Skip all pictures, then print the remaining material exactly.

----- Material provided -----

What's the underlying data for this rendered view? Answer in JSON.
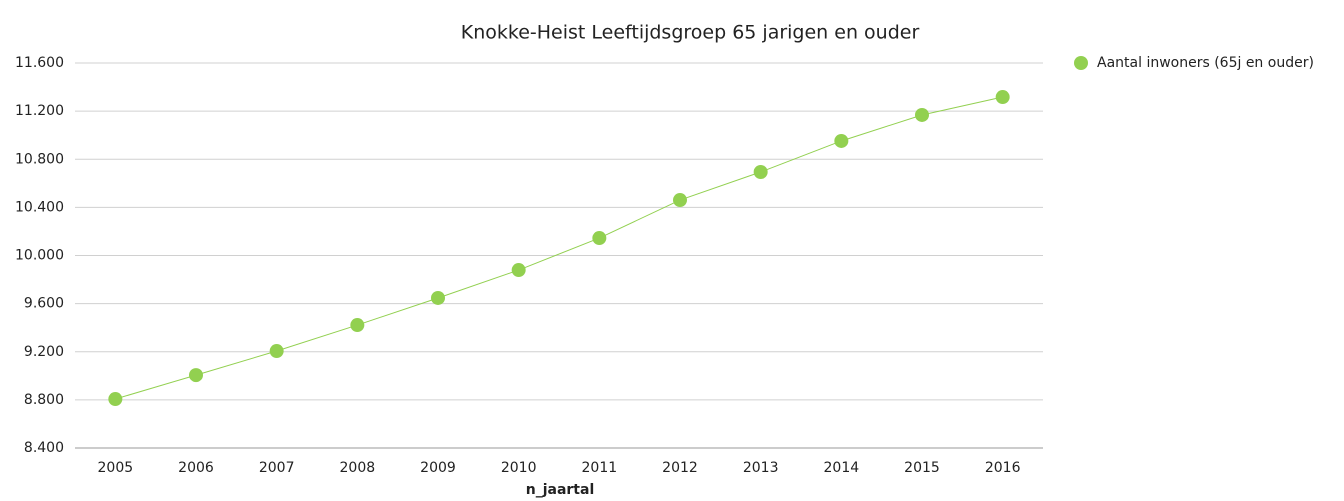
{
  "chart_data": {
    "type": "line",
    "title": "Knokke-Heist  Leeftijdsgroep 65 jarigen en ouder",
    "x_label": "n_jaartal",
    "categories": [
      "2005",
      "2006",
      "2007",
      "2008",
      "2009",
      "2010",
      "2011",
      "2012",
      "2013",
      "2014",
      "2015",
      "2016"
    ],
    "series": [
      {
        "name": "Aantal inwoners (65j en ouder)",
        "color": "#92d050",
        "values": [
          8807,
          9006,
          9206,
          9422,
          9647,
          9879,
          10145,
          10461,
          10694,
          10952,
          11168,
          11317
        ]
      }
    ],
    "ylim": [
      8400,
      11600
    ],
    "yticks": [
      {
        "value": 8400,
        "label": "8.400"
      },
      {
        "value": 8800,
        "label": "8.800"
      },
      {
        "value": 9200,
        "label": "9.200"
      },
      {
        "value": 9600,
        "label": "9.600"
      },
      {
        "value": 10000,
        "label": "10.000"
      },
      {
        "value": 10400,
        "label": "10.400"
      },
      {
        "value": 10800,
        "label": "10.800"
      },
      {
        "value": 11200,
        "label": "11.200"
      },
      {
        "value": 11600,
        "label": "11.600"
      }
    ],
    "grid": true,
    "legend": "right"
  }
}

-----

Solution for this exercise:
What's the underlying data for this rendered view? Answer in JSON.
{
  "chart_data": {
    "type": "line",
    "title": "Knokke-Heist  Leeftijdsgroep 65 jarigen en ouder",
    "x_label": "n_jaartal",
    "categories": [
      "2005",
      "2006",
      "2007",
      "2008",
      "2009",
      "2010",
      "2011",
      "2012",
      "2013",
      "2014",
      "2015",
      "2016"
    ],
    "series": [
      {
        "name": "Aantal inwoners (65j en ouder)",
        "color": "#92d050",
        "values": [
          8807,
          9006,
          9206,
          9422,
          9647,
          9879,
          10145,
          10461,
          10694,
          10952,
          11168,
          11317
        ]
      }
    ],
    "ylim": [
      8400,
      11600
    ],
    "yticks": [
      {
        "value": 8400,
        "label": "8.400"
      },
      {
        "value": 8800,
        "label": "8.800"
      },
      {
        "value": 9200,
        "label": "9.200"
      },
      {
        "value": 9600,
        "label": "9.600"
      },
      {
        "value": 10000,
        "label": "10.000"
      },
      {
        "value": 10400,
        "label": "10.400"
      },
      {
        "value": 10800,
        "label": "10.800"
      },
      {
        "value": 11200,
        "label": "11.200"
      },
      {
        "value": 11600,
        "label": "11.600"
      }
    ],
    "grid": true,
    "legend": "right"
  }
}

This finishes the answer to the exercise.